- **Aim of the exercise**
Pull out every line below that contains the string "zoom" and copy each one in full.

- **Records**
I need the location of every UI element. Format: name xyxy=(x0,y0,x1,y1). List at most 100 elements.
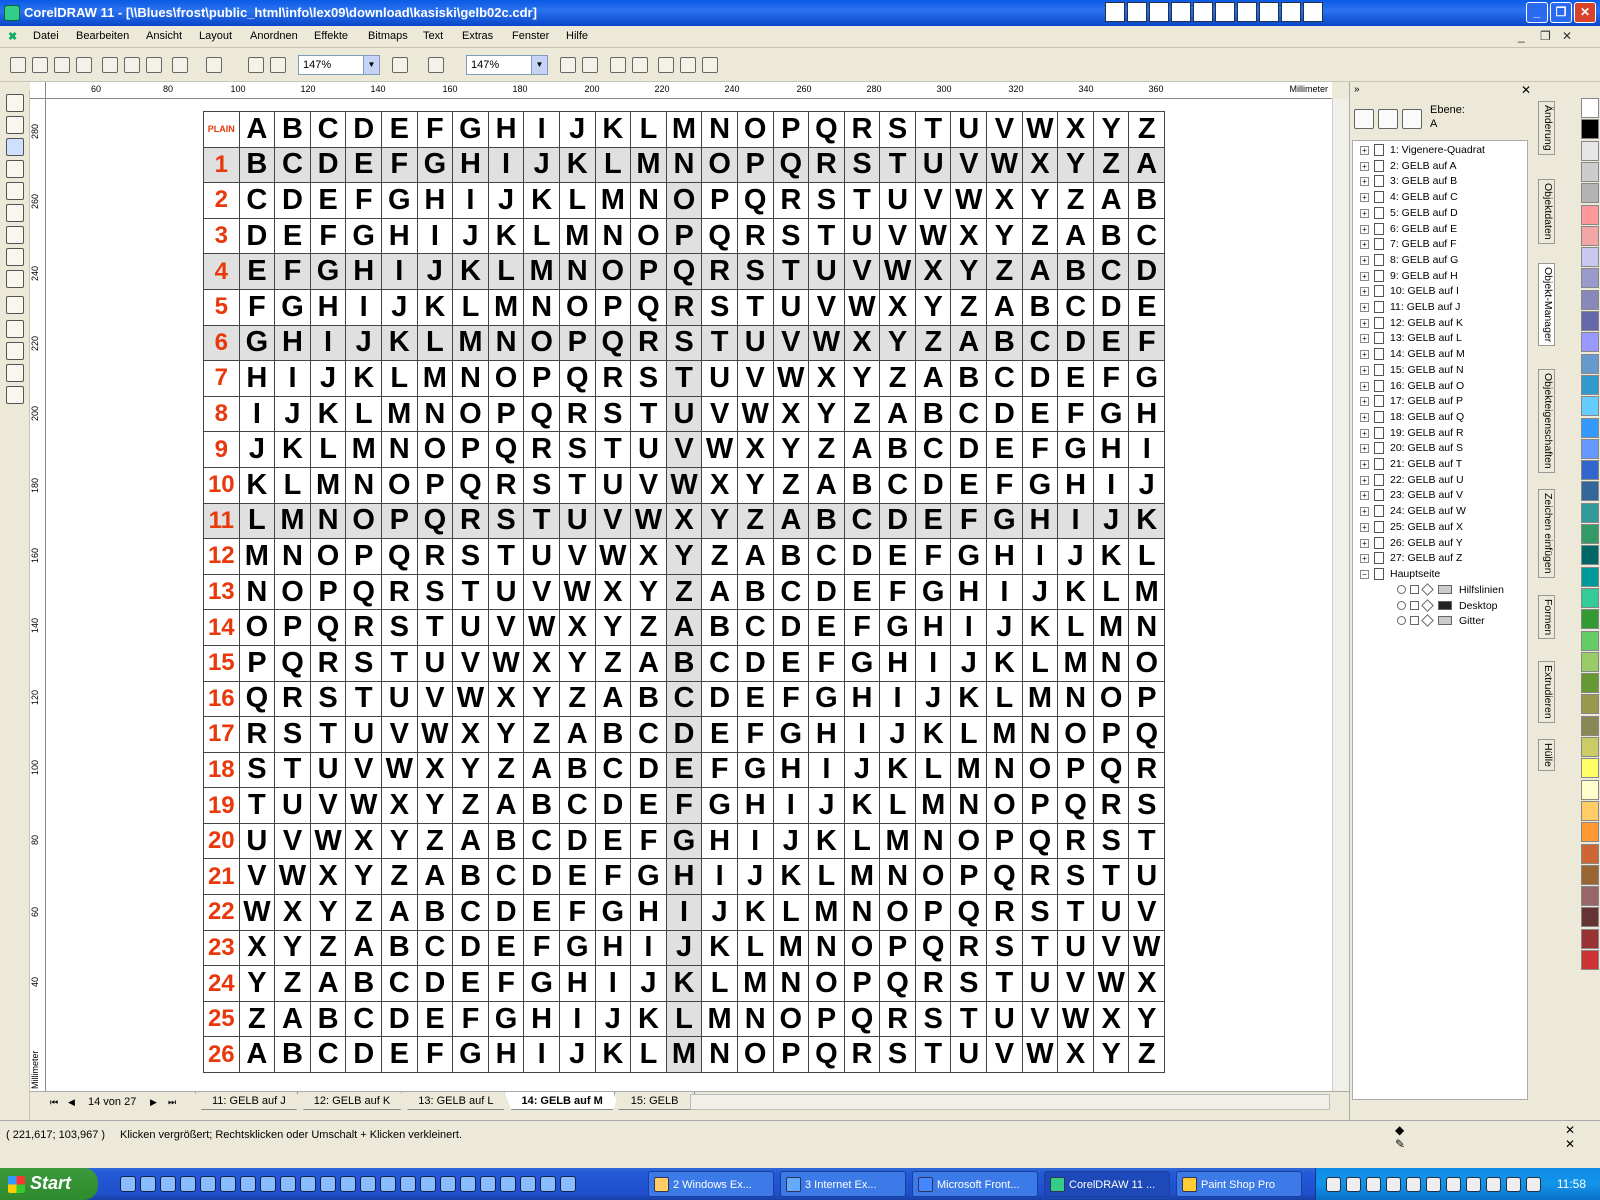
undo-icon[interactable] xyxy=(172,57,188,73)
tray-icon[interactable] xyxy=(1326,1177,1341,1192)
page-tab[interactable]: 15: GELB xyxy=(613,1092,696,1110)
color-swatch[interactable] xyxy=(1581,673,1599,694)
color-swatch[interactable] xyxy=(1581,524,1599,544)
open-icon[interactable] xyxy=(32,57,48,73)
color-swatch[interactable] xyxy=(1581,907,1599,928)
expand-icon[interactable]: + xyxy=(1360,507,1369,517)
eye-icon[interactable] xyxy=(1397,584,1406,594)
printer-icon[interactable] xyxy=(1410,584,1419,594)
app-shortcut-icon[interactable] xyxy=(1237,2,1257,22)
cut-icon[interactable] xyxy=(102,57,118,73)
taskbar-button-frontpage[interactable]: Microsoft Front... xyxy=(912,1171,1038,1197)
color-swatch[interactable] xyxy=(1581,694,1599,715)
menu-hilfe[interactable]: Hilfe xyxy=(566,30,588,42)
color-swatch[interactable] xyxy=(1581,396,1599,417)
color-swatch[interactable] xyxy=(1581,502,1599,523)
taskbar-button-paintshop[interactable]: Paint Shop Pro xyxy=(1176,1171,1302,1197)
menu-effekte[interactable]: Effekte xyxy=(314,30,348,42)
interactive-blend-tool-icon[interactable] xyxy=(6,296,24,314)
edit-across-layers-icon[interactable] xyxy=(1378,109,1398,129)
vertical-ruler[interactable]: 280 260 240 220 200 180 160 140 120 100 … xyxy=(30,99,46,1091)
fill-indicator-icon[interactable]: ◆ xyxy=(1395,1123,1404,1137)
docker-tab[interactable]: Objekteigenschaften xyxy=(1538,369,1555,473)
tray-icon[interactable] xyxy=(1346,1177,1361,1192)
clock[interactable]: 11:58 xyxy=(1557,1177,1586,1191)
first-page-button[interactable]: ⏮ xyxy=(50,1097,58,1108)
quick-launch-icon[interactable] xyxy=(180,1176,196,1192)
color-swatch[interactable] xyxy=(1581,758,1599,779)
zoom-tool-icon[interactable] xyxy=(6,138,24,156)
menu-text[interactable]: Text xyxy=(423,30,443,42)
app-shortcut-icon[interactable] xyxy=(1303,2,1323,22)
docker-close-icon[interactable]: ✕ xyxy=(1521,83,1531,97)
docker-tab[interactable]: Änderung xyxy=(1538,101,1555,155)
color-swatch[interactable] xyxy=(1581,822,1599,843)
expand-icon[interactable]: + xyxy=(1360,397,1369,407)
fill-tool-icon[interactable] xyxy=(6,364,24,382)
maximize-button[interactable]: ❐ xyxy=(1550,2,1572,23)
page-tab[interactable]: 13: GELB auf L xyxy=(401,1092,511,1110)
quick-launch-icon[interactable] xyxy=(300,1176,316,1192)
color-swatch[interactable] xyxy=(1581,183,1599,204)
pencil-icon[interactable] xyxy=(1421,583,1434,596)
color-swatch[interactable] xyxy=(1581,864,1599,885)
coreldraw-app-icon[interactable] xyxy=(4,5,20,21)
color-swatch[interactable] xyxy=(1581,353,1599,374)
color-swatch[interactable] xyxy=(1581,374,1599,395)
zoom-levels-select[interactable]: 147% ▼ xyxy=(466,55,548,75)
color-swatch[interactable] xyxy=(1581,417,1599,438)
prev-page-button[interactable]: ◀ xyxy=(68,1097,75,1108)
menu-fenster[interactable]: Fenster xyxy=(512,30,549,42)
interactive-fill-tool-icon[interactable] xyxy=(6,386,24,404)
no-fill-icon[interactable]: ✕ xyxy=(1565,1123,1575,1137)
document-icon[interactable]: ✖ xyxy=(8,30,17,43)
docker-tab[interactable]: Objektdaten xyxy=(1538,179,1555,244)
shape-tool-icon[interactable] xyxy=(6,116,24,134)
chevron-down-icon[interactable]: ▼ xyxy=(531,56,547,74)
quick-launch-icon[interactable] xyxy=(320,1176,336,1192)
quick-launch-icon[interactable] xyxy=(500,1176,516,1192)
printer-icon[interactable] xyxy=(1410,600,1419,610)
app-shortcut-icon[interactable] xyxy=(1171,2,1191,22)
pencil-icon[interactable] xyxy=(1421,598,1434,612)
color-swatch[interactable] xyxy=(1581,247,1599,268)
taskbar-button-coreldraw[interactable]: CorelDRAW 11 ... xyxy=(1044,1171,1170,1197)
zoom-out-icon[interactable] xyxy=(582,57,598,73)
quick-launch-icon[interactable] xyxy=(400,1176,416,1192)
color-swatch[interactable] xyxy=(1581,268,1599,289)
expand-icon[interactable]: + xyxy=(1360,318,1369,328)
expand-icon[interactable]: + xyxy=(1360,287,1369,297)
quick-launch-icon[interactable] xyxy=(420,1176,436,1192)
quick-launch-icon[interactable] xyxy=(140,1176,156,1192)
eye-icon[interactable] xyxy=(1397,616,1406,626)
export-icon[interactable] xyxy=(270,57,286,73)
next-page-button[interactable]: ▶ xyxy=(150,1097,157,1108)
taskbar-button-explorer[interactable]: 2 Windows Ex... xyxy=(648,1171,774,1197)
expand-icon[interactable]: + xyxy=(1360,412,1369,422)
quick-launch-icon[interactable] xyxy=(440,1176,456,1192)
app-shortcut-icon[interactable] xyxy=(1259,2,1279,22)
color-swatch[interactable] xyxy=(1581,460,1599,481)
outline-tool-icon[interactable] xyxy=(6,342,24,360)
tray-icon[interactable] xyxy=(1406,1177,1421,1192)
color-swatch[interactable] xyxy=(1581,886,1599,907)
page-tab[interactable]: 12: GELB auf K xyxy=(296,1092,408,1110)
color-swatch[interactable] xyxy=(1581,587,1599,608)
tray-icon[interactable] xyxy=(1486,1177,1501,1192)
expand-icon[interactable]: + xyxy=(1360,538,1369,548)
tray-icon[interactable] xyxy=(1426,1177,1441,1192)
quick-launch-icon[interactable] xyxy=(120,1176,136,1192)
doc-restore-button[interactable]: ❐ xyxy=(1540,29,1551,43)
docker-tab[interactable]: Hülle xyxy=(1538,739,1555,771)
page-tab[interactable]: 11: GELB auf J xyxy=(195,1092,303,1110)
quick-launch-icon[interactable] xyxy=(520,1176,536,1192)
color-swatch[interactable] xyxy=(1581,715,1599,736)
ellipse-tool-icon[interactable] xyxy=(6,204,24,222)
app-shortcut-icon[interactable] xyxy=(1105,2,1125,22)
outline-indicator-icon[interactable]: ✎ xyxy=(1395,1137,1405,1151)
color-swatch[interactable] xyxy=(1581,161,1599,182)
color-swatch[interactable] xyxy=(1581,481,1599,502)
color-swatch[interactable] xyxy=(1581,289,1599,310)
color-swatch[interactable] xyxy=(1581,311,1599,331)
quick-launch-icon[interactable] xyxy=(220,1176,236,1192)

- **Right answer**
zoom-tool-icon[interactable] xyxy=(6,138,24,156)
zoom-levels-select[interactable]: 147% ▼ xyxy=(466,55,548,75)
zoom-out-icon[interactable] xyxy=(582,57,598,73)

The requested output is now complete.